Records from a data collection:
•••••

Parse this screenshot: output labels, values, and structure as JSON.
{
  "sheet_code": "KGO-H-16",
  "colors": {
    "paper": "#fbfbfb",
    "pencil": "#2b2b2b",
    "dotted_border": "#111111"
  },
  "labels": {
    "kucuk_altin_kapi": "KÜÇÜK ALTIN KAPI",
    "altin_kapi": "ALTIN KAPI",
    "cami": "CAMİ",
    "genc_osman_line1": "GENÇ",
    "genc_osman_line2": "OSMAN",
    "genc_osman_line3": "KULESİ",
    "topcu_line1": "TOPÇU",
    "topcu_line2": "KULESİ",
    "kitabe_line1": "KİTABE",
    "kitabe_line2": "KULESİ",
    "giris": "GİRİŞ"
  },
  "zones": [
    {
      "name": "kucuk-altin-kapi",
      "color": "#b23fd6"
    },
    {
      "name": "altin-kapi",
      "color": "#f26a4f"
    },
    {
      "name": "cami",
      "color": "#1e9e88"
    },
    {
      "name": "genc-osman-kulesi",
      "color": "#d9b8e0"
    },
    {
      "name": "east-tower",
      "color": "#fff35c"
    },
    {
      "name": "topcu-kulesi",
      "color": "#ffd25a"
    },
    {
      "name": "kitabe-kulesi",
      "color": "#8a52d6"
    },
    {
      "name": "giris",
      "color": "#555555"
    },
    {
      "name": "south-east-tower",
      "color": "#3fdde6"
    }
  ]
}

•••••

Of the lines above, copy each that contains "KULESİ".

Full answer ->
    "genc_osman_line3": "KULESİ",
    "topcu_line2": "KULESİ",
    "kitabe_line2": "KULESİ",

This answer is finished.